DIRECTION: Please pull out every line that includes the string "from".

* start *

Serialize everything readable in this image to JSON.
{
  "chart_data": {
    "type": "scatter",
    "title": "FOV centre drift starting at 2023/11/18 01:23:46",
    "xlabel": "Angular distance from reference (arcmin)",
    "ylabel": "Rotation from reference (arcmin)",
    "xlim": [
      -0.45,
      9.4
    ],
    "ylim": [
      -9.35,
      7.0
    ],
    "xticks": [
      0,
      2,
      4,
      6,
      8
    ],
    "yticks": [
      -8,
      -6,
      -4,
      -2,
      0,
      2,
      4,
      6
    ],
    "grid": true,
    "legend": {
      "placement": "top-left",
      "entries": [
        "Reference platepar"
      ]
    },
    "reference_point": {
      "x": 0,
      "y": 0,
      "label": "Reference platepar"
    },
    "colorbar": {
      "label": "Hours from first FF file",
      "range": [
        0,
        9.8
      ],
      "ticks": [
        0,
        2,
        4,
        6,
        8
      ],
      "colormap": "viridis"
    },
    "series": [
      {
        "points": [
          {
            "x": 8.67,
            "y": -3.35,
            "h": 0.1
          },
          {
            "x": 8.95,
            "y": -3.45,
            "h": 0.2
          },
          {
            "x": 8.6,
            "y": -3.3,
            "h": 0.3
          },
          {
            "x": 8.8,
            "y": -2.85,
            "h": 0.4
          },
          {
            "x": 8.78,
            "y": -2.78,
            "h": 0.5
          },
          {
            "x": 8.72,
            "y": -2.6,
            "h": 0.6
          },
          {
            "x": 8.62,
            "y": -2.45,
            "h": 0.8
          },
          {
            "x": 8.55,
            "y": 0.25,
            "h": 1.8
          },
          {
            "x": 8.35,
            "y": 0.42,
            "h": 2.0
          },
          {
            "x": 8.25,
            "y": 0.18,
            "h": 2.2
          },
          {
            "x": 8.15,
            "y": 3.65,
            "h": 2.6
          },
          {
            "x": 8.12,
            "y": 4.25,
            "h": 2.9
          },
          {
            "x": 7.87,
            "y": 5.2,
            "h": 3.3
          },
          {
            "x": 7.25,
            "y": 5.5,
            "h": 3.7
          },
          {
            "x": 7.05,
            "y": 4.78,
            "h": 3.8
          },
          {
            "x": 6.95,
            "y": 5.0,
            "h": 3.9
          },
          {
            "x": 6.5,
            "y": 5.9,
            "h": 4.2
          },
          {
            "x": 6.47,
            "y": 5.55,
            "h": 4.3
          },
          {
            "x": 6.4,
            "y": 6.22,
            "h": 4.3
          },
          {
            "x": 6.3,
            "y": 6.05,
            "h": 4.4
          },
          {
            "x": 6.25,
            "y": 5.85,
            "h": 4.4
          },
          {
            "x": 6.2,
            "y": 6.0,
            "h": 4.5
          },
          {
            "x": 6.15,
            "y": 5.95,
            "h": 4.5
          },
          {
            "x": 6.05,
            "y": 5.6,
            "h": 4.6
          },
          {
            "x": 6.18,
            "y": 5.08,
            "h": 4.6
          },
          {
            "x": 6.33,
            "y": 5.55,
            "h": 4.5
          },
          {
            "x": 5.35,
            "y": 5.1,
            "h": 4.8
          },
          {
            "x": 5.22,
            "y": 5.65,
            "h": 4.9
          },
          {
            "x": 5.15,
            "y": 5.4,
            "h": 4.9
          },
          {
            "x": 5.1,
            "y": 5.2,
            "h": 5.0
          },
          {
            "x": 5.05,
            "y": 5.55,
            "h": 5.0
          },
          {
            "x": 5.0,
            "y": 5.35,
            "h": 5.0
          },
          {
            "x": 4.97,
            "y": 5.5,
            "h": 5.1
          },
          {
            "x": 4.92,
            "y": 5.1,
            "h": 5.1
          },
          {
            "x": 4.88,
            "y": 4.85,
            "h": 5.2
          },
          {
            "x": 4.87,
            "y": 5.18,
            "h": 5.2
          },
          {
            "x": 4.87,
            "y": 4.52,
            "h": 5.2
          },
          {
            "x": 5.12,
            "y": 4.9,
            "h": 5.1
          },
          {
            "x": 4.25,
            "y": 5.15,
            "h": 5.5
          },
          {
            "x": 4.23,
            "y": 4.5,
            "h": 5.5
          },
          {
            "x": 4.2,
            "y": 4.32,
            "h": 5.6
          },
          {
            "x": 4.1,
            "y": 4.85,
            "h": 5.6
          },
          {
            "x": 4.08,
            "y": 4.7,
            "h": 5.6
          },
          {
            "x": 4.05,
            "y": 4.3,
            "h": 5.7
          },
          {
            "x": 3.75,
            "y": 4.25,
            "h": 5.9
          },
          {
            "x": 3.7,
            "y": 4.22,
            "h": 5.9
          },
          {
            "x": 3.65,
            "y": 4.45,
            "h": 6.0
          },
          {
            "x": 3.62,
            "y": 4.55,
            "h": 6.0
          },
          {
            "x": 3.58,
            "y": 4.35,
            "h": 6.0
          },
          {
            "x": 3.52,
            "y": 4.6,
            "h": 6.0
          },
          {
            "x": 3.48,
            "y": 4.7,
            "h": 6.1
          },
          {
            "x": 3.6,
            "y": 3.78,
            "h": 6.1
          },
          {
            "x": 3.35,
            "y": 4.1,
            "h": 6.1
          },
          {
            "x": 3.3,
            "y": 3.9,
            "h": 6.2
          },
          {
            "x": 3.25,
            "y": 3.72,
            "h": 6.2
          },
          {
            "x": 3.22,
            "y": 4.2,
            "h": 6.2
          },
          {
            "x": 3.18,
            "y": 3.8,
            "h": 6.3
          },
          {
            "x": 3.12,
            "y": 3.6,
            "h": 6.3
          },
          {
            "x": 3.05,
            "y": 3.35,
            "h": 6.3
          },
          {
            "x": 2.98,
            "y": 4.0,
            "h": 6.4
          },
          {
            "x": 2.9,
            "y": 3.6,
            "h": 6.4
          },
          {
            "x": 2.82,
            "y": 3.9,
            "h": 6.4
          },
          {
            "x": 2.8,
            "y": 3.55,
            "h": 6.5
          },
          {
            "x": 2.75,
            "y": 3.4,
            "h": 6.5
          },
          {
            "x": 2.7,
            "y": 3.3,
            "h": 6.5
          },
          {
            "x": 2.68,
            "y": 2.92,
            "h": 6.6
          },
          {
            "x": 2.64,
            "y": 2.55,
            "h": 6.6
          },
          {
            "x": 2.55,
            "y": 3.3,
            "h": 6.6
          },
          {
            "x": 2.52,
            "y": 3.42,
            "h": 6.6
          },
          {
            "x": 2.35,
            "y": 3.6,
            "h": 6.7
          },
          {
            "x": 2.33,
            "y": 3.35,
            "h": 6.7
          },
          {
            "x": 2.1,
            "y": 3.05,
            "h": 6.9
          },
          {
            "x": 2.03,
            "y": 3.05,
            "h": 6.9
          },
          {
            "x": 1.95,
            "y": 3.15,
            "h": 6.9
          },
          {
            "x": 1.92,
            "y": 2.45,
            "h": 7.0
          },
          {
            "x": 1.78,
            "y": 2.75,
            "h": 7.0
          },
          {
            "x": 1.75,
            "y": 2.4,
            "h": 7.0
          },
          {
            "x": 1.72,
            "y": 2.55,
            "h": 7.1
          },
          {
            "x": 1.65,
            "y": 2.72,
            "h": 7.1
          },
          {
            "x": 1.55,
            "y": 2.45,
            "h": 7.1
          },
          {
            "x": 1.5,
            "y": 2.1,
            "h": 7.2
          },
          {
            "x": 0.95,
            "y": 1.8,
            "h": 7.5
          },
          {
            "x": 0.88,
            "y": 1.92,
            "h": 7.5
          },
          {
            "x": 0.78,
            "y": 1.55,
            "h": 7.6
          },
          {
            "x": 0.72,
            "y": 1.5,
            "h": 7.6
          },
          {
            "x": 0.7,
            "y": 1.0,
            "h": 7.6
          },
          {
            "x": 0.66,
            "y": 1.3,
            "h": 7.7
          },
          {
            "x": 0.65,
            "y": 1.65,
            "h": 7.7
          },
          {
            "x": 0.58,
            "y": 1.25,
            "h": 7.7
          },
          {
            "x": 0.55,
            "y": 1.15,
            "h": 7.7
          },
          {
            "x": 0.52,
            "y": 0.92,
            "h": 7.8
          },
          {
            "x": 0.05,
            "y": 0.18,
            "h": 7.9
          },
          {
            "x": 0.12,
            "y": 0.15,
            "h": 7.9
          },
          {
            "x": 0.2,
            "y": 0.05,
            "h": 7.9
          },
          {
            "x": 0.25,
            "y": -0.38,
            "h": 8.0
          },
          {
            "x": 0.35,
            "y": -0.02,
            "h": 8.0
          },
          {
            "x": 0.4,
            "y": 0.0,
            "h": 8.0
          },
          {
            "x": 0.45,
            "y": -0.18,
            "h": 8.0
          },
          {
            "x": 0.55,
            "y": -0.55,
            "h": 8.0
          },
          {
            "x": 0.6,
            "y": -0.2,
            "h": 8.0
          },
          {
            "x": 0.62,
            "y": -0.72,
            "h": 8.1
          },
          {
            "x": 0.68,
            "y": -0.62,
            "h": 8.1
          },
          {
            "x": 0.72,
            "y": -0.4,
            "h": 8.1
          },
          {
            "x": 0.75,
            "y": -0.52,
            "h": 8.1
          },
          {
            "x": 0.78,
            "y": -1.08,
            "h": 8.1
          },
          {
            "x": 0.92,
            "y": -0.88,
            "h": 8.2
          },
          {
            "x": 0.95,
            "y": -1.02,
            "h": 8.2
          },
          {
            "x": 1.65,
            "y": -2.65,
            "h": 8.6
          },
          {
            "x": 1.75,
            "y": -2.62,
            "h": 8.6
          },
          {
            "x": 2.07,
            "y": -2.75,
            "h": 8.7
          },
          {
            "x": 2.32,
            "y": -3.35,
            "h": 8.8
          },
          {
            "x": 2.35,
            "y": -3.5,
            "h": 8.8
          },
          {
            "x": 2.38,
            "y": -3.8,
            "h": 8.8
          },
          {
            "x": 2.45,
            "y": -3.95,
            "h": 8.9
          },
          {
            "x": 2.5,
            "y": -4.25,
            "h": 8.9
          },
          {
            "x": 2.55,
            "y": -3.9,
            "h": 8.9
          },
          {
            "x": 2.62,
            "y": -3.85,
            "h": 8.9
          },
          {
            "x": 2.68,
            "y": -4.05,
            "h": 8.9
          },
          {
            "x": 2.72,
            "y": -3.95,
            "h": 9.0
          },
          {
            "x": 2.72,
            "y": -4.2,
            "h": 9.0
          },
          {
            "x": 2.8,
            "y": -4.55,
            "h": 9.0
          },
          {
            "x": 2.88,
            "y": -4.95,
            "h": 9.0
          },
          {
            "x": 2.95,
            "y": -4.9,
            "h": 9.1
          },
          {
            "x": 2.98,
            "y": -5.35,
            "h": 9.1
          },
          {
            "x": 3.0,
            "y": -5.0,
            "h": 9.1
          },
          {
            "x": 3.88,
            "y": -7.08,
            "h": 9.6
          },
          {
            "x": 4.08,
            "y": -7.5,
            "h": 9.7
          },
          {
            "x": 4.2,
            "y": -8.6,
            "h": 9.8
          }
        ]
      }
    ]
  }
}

* end *
* start *

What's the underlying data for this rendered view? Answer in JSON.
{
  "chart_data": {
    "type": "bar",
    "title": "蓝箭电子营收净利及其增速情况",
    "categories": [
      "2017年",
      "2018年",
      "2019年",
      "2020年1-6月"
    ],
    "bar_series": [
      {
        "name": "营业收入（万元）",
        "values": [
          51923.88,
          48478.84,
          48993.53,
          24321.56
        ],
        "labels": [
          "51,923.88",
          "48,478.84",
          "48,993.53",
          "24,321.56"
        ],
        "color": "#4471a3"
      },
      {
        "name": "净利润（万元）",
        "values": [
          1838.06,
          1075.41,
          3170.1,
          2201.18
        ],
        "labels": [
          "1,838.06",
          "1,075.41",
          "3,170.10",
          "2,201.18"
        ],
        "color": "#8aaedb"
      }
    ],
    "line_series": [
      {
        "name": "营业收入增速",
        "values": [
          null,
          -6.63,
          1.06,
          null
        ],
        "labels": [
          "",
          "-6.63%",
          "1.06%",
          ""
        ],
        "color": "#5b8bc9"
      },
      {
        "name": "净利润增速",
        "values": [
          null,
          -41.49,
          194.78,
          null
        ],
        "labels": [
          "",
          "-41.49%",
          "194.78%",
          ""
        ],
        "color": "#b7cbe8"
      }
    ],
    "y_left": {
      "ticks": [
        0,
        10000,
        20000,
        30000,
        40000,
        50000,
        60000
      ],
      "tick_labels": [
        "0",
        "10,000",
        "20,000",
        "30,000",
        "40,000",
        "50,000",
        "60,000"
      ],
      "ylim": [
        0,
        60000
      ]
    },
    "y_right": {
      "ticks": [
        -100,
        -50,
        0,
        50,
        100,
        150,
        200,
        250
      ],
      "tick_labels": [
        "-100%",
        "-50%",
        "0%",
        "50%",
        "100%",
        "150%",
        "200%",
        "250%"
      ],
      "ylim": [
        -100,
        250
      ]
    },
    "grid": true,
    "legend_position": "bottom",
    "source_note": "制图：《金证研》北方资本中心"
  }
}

* end *

ANSWER BELOW:
    "xlabel": "Angular distance from reference (arcmin)",
    "ylabel": "Rotation from reference (arcmin)",
      "label": "Hours from first FF file",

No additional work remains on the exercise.